• _Data excerpts_:

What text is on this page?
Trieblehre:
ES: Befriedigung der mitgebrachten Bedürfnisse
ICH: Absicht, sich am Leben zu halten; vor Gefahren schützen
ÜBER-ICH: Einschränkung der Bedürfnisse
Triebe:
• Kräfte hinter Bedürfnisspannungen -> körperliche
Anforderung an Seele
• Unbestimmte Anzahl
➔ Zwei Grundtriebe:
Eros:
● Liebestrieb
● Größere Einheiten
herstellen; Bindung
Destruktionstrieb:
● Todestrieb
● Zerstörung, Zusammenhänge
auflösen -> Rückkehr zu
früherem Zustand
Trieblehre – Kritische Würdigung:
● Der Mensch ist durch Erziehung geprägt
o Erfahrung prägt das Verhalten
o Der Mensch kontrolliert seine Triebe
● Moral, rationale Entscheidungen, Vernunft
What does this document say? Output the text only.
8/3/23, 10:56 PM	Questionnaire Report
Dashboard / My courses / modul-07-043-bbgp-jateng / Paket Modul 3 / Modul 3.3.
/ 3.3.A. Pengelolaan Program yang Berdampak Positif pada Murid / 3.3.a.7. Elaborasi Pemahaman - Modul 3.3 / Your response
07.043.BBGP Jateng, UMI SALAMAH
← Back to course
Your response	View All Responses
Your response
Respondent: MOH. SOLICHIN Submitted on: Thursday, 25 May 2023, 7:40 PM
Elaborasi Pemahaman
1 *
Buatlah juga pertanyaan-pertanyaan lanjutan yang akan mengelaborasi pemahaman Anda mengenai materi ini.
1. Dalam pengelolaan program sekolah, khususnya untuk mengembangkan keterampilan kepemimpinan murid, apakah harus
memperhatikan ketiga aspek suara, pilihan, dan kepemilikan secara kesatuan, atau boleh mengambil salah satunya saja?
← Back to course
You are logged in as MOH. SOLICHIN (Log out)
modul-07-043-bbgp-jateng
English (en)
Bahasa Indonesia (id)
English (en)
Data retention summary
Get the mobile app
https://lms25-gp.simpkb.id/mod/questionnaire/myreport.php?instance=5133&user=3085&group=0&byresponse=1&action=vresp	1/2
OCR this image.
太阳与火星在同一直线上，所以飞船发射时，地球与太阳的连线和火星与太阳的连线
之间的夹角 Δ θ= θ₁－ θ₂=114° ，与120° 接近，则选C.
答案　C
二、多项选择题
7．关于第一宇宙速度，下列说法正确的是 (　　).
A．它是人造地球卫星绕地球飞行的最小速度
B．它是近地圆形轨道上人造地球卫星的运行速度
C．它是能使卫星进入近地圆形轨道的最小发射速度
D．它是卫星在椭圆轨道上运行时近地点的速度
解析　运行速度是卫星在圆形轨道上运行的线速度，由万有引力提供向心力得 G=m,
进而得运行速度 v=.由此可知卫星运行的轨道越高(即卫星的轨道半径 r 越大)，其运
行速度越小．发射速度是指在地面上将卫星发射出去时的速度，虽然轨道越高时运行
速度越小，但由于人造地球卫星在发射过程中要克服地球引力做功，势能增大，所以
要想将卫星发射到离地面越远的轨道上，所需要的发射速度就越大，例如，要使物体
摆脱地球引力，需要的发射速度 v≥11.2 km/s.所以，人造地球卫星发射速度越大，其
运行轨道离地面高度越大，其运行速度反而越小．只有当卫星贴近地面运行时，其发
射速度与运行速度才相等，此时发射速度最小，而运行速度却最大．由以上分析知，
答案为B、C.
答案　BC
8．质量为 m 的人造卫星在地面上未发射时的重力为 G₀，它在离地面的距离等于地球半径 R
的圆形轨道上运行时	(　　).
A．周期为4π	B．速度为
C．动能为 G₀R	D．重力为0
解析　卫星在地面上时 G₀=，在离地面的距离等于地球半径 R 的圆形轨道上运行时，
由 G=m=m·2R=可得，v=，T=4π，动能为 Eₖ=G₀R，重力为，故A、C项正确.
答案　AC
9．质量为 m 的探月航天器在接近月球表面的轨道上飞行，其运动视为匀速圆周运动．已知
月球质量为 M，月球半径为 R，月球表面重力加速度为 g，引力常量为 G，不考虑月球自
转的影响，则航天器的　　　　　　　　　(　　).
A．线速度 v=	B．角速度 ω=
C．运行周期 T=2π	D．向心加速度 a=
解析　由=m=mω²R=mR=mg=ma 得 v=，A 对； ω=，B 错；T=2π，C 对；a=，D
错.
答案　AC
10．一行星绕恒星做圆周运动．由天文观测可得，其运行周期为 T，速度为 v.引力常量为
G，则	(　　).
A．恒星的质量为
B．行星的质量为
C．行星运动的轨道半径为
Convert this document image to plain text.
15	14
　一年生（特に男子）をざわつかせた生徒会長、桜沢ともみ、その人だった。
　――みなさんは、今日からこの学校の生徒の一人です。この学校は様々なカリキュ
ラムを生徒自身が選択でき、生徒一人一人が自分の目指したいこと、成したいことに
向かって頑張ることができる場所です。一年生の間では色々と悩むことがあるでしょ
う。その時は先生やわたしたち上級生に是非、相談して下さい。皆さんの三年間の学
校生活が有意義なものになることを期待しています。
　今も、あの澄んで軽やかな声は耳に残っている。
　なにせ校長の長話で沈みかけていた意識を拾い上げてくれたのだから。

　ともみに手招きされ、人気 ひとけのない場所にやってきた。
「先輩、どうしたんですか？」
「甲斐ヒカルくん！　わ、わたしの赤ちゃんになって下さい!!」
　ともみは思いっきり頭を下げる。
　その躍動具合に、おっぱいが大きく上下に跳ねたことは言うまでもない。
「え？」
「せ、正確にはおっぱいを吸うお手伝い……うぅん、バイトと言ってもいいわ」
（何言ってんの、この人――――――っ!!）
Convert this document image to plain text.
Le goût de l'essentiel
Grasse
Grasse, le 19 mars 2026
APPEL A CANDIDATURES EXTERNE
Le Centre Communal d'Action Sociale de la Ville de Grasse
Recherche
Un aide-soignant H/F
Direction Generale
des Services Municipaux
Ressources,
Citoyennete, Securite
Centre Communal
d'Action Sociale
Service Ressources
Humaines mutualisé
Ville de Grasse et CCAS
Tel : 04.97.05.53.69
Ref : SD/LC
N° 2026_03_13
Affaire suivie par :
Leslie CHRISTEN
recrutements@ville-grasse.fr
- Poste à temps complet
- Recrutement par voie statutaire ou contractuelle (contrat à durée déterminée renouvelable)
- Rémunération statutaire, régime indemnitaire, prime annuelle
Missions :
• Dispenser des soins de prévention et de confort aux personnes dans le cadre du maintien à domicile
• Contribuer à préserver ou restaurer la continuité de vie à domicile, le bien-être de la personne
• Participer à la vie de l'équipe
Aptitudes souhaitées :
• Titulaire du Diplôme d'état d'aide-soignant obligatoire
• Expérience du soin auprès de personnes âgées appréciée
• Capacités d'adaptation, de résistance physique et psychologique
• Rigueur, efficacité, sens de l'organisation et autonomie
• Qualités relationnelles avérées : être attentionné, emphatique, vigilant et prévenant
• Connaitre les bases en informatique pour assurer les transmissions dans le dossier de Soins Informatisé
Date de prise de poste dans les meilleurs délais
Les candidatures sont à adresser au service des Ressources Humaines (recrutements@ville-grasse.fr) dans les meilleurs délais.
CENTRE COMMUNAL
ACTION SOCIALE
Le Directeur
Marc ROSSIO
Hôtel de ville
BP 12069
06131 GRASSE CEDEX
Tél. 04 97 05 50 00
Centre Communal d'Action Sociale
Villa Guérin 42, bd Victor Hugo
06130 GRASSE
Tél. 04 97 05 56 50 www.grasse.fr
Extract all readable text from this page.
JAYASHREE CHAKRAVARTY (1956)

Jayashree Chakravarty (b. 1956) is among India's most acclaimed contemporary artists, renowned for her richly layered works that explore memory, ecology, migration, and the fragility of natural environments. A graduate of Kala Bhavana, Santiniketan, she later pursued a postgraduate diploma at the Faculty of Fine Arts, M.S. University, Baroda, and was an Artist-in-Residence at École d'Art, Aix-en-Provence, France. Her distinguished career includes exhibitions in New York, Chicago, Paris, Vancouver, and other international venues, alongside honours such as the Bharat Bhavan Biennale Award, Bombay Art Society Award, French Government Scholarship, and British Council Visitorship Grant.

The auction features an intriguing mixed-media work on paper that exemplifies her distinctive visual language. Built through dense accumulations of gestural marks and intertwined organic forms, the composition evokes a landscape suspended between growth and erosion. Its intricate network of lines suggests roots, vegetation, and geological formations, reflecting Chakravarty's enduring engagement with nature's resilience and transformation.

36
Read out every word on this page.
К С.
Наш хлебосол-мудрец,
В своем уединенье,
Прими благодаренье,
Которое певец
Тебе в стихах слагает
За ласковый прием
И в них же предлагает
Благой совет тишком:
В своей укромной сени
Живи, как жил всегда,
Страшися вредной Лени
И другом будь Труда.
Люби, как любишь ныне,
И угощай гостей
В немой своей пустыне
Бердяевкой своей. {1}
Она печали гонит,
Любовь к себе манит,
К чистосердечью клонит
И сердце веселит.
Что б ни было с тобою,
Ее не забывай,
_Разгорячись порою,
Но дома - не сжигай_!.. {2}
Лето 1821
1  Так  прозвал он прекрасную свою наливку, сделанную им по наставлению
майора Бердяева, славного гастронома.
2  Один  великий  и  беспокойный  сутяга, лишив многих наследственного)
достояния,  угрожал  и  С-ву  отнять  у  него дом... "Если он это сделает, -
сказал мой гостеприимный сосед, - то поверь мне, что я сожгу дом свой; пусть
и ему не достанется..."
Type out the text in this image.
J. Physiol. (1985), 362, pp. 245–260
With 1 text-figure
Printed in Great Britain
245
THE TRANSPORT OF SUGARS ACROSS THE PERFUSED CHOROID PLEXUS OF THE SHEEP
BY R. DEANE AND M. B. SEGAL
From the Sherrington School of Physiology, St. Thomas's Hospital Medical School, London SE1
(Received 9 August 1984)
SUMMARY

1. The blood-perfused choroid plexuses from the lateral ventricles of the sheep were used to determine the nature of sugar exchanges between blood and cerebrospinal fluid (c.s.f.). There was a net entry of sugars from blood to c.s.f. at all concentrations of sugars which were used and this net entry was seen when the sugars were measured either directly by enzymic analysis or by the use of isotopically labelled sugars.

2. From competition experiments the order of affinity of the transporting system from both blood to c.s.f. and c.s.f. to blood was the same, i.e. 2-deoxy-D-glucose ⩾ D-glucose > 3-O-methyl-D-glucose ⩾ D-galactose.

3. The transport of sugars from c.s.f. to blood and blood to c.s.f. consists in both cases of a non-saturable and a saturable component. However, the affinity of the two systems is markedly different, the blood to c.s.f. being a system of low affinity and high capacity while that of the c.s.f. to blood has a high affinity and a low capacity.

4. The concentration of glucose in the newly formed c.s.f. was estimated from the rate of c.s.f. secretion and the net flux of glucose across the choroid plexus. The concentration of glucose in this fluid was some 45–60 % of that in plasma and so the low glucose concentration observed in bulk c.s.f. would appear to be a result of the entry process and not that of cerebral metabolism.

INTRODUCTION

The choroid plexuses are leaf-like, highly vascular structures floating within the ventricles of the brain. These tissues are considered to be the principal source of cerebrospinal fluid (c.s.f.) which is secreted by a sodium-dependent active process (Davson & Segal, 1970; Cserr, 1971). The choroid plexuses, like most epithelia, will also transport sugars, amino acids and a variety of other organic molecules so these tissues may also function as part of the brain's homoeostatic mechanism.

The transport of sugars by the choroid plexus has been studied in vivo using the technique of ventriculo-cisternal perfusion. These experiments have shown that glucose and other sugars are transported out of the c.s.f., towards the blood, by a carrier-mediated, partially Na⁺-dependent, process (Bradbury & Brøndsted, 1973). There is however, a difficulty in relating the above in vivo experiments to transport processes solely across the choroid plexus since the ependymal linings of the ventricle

• _TO DO_: Extract from the data every line where "organic" shows up.

• _REPLY_:
The auction features an intriguing mixed-media work on paper that exemplifies her distinctive visual language. Built through dense accumulations of gestural marks and intertwined organic forms, the composition evokes a landscape suspended between growth and erosion. Its intricate network of lines suggests roots, vegetation, and geological formations, reflecting Chakravarty's enduring engagement with nature's resilience and transformation.
The choroid plexuses are leaf-like, highly vascular structures floating within the ventricles of the brain. These tissues are considered to be the principal source of cerebrospinal fluid (c.s.f.) which is secreted by a sodium-dependent active process (Davson & Segal, 1970; Cserr, 1971). The choroid plexuses, like most epithelia, will also transport sugars, amino acids and a variety of other organic molecules so these tissues may also function as part of the brain's homoeostatic mechanism.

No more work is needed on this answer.